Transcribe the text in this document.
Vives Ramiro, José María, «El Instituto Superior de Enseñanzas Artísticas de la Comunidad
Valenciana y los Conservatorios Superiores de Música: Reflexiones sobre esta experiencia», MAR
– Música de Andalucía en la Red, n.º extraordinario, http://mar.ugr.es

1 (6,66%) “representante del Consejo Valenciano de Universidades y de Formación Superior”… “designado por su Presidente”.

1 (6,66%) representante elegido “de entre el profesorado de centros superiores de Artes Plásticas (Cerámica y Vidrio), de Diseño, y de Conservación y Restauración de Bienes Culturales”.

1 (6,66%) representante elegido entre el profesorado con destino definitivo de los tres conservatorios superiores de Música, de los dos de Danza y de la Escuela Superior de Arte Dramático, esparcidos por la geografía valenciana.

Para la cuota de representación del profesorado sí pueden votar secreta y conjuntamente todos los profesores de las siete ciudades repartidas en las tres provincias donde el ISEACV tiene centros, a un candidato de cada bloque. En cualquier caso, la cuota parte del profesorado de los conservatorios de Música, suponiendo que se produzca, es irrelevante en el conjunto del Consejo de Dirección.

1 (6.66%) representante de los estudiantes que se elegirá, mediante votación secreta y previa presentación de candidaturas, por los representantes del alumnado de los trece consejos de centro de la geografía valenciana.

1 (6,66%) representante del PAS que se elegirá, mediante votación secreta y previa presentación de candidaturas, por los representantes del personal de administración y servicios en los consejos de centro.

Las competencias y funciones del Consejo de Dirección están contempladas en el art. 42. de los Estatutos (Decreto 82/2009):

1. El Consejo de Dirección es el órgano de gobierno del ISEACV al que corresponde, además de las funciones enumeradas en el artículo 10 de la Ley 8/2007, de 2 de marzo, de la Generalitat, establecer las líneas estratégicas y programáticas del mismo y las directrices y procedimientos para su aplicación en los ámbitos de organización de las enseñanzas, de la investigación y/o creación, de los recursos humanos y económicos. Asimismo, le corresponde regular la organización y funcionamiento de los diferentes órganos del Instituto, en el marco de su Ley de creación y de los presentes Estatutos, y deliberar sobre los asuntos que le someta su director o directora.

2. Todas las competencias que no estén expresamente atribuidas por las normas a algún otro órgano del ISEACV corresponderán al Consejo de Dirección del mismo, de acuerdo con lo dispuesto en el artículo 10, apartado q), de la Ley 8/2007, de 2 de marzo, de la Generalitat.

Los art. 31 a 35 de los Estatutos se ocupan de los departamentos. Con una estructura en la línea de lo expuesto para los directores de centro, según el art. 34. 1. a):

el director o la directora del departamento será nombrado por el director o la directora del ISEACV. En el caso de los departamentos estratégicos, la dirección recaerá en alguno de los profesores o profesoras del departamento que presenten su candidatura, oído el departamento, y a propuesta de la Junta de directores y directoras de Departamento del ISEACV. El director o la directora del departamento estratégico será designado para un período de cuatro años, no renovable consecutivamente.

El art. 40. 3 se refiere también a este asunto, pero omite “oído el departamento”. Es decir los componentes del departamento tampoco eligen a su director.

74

YOUR OBJECTIVE >> Pull out every line in the data above that has the word "representantes".

OUTPUT FOR THIS TASK >>
1 (6.66%) representante de los estudiantes que se elegirá, mediante votación secreta y previa presentación de candidaturas, por los representantes del alumnado de los trece consejos de centro de la geografía valenciana.
1 (6,66%) representante del PAS que se elegirá, mediante votación secreta y previa presentación de candidaturas, por los representantes del personal de administración y servicios en los consejos de centro.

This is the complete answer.